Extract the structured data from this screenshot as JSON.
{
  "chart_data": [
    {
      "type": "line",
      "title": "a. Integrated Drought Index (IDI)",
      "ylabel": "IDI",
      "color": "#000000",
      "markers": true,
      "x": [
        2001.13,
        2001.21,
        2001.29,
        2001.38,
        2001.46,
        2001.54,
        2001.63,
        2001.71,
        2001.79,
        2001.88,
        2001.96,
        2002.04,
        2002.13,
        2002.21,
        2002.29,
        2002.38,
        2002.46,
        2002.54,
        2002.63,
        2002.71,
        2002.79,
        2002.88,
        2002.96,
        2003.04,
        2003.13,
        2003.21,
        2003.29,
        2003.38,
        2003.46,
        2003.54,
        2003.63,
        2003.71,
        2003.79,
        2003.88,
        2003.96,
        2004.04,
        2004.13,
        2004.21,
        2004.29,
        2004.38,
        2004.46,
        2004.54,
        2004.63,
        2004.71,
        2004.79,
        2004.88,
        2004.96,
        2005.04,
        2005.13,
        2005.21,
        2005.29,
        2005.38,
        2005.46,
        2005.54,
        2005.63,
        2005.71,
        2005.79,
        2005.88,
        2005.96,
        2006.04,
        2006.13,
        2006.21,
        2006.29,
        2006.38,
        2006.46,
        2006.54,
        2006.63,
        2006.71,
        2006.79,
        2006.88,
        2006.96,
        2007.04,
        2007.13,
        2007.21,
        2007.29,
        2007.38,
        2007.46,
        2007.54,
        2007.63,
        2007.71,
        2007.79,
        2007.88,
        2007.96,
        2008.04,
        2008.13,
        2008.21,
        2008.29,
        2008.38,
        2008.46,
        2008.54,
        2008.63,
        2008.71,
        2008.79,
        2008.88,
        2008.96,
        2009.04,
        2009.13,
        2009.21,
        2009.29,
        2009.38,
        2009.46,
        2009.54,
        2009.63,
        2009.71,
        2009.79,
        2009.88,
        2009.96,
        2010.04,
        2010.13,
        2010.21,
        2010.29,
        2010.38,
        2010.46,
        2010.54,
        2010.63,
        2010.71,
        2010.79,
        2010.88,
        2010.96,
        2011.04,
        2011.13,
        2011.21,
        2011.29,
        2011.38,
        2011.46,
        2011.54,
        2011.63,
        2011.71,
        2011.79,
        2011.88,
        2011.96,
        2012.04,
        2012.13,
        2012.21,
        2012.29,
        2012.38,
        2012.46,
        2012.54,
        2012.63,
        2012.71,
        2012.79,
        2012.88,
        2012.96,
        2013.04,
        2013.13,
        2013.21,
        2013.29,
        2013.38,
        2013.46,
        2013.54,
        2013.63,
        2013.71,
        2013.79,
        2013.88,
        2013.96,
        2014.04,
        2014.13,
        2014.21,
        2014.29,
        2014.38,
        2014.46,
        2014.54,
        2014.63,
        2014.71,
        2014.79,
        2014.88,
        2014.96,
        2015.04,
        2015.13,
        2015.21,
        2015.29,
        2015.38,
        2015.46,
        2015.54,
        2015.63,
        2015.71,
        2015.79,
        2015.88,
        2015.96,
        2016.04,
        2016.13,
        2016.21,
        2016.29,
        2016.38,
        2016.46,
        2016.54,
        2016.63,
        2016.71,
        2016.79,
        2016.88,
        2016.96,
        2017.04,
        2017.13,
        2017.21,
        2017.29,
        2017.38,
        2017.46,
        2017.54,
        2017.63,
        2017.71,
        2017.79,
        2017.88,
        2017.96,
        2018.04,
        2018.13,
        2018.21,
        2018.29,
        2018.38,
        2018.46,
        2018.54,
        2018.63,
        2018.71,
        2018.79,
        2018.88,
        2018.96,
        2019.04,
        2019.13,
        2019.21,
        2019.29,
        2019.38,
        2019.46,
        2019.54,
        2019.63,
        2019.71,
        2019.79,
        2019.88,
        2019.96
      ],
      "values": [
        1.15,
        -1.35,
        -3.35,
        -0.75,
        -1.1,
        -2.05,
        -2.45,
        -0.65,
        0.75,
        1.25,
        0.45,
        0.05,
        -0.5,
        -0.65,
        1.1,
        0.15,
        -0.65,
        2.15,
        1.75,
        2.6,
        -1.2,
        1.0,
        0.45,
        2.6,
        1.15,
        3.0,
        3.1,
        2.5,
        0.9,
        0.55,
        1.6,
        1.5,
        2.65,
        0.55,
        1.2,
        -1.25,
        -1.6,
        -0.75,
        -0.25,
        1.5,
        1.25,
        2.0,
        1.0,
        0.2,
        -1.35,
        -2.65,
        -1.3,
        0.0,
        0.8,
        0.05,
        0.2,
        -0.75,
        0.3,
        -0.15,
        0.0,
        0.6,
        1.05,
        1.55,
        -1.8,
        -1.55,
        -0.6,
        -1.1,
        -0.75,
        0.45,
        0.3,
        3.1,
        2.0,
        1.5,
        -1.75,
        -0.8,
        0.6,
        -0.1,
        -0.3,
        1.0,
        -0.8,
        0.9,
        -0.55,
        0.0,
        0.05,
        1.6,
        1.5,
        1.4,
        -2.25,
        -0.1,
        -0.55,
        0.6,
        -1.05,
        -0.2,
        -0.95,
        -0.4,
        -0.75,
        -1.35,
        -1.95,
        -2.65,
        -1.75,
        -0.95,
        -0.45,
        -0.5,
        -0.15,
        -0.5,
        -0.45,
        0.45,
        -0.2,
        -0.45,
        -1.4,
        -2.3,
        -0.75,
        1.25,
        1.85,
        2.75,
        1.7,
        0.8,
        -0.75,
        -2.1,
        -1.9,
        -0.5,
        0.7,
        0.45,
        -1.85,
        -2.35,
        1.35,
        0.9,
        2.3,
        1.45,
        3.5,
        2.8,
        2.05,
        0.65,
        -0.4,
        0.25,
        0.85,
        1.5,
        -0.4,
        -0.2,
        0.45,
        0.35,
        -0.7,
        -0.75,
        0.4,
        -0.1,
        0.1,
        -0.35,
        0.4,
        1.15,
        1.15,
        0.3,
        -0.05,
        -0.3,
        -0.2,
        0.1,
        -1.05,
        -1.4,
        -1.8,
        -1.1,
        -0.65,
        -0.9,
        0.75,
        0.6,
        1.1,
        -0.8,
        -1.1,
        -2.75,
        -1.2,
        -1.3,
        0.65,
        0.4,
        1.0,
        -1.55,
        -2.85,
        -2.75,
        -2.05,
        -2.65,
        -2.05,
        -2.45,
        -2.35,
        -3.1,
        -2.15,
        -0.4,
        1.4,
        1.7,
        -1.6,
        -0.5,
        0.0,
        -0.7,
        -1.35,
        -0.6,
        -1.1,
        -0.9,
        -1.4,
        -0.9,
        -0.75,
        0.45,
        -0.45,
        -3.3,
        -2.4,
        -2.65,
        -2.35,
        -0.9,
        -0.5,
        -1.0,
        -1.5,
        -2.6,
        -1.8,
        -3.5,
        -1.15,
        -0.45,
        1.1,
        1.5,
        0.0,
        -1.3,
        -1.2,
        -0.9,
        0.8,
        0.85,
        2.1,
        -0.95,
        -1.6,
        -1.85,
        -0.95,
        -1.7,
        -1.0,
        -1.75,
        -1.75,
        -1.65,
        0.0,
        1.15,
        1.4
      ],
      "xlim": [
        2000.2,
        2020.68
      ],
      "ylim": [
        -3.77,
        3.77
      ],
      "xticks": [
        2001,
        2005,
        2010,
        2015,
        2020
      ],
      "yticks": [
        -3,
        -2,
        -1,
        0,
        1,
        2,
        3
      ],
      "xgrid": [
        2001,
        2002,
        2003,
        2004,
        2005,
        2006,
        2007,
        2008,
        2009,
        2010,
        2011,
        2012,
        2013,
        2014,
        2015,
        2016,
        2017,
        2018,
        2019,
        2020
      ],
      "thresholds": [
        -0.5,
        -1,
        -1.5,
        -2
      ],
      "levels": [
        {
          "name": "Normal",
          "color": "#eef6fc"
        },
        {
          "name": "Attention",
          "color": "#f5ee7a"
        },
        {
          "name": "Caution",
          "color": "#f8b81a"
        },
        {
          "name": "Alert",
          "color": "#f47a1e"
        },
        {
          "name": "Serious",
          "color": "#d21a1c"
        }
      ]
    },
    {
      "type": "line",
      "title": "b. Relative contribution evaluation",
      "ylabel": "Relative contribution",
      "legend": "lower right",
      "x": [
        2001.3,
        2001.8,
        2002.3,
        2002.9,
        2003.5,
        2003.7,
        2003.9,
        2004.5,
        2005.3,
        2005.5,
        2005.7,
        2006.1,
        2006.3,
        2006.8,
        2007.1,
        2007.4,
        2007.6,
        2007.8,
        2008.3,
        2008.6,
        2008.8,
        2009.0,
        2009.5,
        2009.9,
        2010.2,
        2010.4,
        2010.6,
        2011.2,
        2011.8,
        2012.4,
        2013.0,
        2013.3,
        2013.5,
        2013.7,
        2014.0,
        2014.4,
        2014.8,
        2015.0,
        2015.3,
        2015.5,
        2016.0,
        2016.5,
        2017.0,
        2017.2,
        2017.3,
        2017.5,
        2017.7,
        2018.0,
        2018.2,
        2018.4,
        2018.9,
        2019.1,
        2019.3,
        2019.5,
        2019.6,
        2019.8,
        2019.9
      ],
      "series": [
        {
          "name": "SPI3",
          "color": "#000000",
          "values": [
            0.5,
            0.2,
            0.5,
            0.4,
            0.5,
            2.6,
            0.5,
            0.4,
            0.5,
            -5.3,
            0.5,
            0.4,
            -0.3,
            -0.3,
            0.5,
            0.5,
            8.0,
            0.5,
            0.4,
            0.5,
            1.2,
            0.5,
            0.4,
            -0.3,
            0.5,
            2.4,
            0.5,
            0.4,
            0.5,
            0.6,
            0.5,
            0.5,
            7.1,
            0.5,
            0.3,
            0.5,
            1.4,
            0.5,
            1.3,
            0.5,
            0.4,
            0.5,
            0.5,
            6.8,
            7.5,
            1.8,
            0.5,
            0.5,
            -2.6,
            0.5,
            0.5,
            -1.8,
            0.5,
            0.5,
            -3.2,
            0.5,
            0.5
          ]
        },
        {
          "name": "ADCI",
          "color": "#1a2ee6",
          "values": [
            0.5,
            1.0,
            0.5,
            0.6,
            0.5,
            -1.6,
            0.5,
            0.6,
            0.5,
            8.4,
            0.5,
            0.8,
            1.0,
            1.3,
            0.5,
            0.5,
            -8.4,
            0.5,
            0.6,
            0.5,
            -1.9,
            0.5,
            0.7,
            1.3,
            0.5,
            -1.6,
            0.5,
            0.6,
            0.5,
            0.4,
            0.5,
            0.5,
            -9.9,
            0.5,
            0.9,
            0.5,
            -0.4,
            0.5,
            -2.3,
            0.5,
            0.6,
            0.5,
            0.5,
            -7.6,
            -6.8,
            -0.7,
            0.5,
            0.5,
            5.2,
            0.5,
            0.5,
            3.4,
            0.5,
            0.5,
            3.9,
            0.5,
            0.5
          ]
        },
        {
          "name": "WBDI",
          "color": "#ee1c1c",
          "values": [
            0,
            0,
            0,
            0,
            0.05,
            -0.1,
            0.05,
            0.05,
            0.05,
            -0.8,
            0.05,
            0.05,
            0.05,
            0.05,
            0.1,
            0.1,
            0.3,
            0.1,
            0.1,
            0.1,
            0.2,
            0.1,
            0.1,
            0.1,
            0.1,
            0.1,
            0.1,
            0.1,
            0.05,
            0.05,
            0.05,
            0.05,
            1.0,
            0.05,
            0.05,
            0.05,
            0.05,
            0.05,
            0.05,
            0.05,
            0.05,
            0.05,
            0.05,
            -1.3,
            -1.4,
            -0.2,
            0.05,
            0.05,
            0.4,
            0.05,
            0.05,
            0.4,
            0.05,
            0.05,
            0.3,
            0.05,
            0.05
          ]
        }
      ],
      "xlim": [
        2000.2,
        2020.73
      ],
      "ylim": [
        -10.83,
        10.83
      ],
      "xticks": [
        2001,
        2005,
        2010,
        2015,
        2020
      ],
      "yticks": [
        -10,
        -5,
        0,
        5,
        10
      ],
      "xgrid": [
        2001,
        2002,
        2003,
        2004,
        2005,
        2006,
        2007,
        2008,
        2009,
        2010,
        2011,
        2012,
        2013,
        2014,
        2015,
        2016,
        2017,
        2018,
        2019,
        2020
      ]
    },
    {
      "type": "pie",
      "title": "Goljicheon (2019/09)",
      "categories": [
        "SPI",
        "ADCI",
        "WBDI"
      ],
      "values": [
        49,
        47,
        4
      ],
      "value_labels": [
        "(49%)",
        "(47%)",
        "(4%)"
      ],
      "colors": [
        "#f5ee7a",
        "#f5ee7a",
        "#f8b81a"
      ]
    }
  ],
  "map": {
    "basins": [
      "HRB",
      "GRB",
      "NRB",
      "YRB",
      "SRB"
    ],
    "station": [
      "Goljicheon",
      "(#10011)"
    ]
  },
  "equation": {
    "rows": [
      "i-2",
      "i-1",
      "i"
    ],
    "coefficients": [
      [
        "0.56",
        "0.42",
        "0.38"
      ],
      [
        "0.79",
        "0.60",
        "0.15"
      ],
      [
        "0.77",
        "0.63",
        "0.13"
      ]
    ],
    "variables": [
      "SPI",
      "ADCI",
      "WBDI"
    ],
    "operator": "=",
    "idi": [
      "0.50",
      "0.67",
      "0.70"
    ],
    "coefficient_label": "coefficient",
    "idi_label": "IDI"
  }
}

- Work to complete:
Of all the lines in the material above, how many contain the word "contribution"? Give only the count.

- Answer to this task:
2